> _PROMPT A_:
Quote the records word for word, starting at their first line and ending at the line that contains "page-number: १३८ (12, 3, 45, 28)".

> _TEXT EXCERPT_:
[Begin]
Showing posts with label Hawaii. Show all posts
Showing posts with label Hawaii. Show all posts

Sunday, December 01, 2019

Touched By Magic


 

An ineffable feeling greeted me upon returning home to Santa Fe. Yes, my work responsibilities are coming at me again and the weather is freezing. Yet I have often felt charmed, as though touched by protective magic. 

The three weeks with Amy on the Big Island of Hawaii relaxed me and stimulated my imagination. Reflecting on the excursion, Amy and I agree it was governed by SOUL. On a cellular basis I felt in relationship with the vast Pacific Ocean, swimming and playing in it, seeing its awesome expanses and feeling its power. The island is quite complex. Volcanoes rose from our feet, dry coastal areas contrasted with tropical seasides, black lava fields stretched for miles and lush coffee plantations offered some of the worlds best coffee. Indigenous original people kept ancient traditions intact and transplants mixed in to Island life, creating unique flavors. 


I told Amy in advance that we needed three weeks to get “the feeling.” I know from experience that the first week is spent decompressing and adjusting. 
After Hawaii we turned up in Los Angeles and then Santa Barbara (see A Heartbeat). 

Arriving home in Santa Fe late at night, snow crunched underfoot and the first thing we did was turn the heat up. It felt good to be in our house amid our familiar and cozy surroundings. And then the feeling of being blessed came, and it has come often since.


Sunday, November 24, 2019

A Heartbeat



Hawaii is about 2,300 miles at a distance now but just a heartbeat away in our mind and heart. This is what experiences do when they enter our psyche. They abolish time and space and become immortal, i.e. they live forever in the vault of memory. Now I am very happy to have the last three weeks immortalized within. 

As Seals & Crofts sang in their song, “We may never pass this way again.”

My earthly existence has not been all roses. But I know that when I fully experience life unfiltered, even when it feels unbearable, it is better.
We are writing the book of our lives as we go along.



When we landed in Los Angeles friends took us in. We toured around together and visited the famous Laurel Canyon—of movie, artist and musician fame. Then lunch on Sunset Blvd, and an afternoon at the Getty Museum.
[End]
> _ENTRIES SHOWN_:
[Begin]
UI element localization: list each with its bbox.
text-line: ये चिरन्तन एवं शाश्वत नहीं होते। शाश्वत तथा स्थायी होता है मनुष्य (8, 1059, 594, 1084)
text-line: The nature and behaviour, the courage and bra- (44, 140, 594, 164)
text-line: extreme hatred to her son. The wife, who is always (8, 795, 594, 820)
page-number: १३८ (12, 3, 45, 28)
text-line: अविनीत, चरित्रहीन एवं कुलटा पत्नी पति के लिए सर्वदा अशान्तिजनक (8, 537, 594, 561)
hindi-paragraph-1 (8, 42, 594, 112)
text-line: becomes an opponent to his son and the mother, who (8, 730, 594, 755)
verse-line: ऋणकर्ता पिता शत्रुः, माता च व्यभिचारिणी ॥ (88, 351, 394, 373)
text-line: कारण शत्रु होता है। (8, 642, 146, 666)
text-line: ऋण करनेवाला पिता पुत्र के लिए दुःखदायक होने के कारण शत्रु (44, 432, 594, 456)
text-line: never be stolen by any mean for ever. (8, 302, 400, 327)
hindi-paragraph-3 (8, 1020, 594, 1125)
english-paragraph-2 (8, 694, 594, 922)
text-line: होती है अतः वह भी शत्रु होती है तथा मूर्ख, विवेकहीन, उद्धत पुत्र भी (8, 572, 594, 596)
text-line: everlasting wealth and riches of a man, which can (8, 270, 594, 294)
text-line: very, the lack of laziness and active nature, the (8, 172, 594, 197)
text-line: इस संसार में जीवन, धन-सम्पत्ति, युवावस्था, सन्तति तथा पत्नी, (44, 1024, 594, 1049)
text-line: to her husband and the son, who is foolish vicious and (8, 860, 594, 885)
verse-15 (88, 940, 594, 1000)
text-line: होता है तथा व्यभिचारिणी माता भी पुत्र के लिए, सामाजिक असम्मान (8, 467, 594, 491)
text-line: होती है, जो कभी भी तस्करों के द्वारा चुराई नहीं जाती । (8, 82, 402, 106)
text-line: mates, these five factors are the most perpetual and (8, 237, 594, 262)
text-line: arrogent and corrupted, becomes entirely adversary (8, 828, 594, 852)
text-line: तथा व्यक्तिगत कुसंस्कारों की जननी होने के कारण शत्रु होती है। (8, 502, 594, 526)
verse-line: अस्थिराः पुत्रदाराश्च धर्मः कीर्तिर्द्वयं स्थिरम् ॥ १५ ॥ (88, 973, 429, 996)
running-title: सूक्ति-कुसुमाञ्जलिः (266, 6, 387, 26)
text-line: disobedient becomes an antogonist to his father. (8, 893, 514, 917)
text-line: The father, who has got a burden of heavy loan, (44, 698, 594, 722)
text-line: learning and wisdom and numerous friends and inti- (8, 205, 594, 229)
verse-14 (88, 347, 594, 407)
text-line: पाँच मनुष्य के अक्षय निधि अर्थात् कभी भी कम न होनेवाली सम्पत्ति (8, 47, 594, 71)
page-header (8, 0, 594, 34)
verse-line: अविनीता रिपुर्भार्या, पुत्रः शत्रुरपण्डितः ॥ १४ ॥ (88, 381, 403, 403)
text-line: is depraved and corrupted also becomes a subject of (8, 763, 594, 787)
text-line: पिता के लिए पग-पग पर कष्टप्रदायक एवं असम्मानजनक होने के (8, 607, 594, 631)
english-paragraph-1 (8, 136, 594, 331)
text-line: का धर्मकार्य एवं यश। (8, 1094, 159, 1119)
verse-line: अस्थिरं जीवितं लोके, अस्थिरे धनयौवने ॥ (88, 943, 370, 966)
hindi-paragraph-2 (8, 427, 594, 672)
[End]
> _PROMPT B_:
Print the passage of the Hawaii blog post starting at "After Hawaii we" and ending at "weeks immortalized within.", copied word for word.

> _FINISHED ANSWER A_:
UI element localization: list each with its bbox.
text-line: ये चिरन्तन एवं शाश्वत नहीं होते। शाश्वत तथा स्थायी होता है मनुष्य (8, 1059, 594, 1084)
text-line: The nature and behaviour, the courage and bra- (44, 140, 594, 164)
text-line: extreme hatred to her son. The wife, who is always (8, 795, 594, 820)
page-number: १३८ (12, 3, 45, 28)

> _FINISHED ANSWER B_:
After Hawaii we turned up in Los Angeles and then Santa Barbara (see A Heartbeat). 

Arriving home in Santa Fe late at night, snow crunched underfoot and the first thing we did was turn the heat up. It felt good to be in our house amid our familiar and cozy surroundings. And then the feeling of being blessed came, and it has come often since.


Sunday, November 24, 2019

A Heartbeat



Hawaii is about 2,300 miles at a distance now but just a heartbeat away in our mind and heart. This is what experiences do when they enter our psyche. They abolish time and space and become immortal, i.e. they live forever in the vault of memory. Now I am very happy to have the last three weeks immortalized within.